### Document text
%%
Characteristics and behavioral risk factors of firearm-exposed youth in an urban emergency department.

Author information

1
Department of Pediatric Emergency Medicine, The Children's Hospital of Philadelphia, 3501 Civic Center Blvd CTRB 9th Floor, Philadelphia, PA, 19106, USA. abayar@email.chop.edu.
2
College of Nursing and Health Professions, Drexel University, 3020 Market St. Suite 510, Philadelphia, PA, 19104, USA.
3
Department of Psychology, The College of New Jersey, Social Sciences Building, Room 126, Ewing, USA.
4
College of Nursing and Health Professions, Drexel University, 1601 Cherry Street, Room 728, Philadelphia, USA.
5
Department of Pediatric Emergency Medicine, The Children's Hospital of Philadelphia, 3501 Civic Center Blvd CTRB 9th Floor, Philadelphia, PA, 19106, USA.
6
Department of Pediatrics, Division of Emergency Medicine, The Children's Hospital of Philadelphia, Roberts Pediatric Research Building, 2716 South Street, 13th Floor, Philadelphia, PA, 19146, USA.
%%
### Data provided
%%
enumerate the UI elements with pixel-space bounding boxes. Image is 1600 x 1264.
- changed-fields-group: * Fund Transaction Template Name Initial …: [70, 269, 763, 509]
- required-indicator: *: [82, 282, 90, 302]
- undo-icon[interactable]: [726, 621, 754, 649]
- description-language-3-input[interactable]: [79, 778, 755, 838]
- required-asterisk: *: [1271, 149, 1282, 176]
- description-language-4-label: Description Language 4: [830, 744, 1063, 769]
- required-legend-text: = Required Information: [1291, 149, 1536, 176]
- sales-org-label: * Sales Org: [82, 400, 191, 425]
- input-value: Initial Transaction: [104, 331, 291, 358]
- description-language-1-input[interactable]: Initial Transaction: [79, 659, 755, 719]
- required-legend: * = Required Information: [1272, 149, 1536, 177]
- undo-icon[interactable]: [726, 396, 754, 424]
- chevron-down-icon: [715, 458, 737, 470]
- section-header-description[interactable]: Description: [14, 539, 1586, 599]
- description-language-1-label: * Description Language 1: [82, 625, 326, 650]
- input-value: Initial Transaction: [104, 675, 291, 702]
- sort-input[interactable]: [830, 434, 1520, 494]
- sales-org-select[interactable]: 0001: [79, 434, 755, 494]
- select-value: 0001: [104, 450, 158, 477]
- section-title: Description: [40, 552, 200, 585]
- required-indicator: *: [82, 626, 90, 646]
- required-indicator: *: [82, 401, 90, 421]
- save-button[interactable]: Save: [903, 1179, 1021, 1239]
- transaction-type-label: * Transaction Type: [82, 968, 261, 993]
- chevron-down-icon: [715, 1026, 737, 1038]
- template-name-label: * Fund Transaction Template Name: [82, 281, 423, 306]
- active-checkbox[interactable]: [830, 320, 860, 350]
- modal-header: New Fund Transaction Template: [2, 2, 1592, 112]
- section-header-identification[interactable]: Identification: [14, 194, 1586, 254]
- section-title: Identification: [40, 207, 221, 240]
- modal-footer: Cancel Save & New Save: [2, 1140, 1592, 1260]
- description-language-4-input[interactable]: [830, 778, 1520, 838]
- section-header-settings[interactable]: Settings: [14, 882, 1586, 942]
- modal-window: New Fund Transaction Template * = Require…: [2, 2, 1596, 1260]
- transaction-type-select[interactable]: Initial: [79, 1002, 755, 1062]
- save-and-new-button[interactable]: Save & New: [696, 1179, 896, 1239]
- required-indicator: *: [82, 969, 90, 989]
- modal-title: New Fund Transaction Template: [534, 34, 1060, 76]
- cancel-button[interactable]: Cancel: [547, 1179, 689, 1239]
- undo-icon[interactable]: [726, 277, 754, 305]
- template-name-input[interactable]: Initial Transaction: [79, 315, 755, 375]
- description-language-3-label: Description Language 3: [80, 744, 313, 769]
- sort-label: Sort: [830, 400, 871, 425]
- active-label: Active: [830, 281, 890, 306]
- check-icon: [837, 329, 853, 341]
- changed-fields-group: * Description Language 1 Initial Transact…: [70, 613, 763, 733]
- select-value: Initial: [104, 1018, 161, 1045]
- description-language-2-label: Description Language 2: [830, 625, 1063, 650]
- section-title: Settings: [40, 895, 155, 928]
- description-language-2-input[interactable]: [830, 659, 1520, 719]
%%
### Work request A
List every distinct institution named in the author information of the text on firearm-exposed youth.
### Work request B
Continue the text on firearm-exposed youth in an urban emergency department from the point where it ends.
The records are not needed for any of this work.

### Response box A
The Children's Hospital of Philadelphia
Drexel University
The College of New Jersey

### Response box B
Abstract

Assessing firearm access among adolescents with behavioral health risk factors is important for the primary prevention of suicide and interpersonal violence. We describe self-reported firearm access and the associated behavioral risk factors and demographic characteristics in a cross-sectional study conducted in the emergency department of an urban pediatric hospital from June 2013 to June 2014. A total of 2258 adolescents received a behavioral health survey to assess access to firearms inside and outside the home, mental health symptoms, and risk behaviors. One of 6 patients in our sample (15%) endorsed access to a firearm. Male gender, lifetime alcohol use, lifetime marijuana use, and lifetime other drug use were associated with access. Participants reporting access were more likely to report clinical levels of lifetime suicidality and depression. The odds of current suicidality were highest in those with 24-h access (OR 2.77 CI 1.73-4.46), compared to those who did not endorse access.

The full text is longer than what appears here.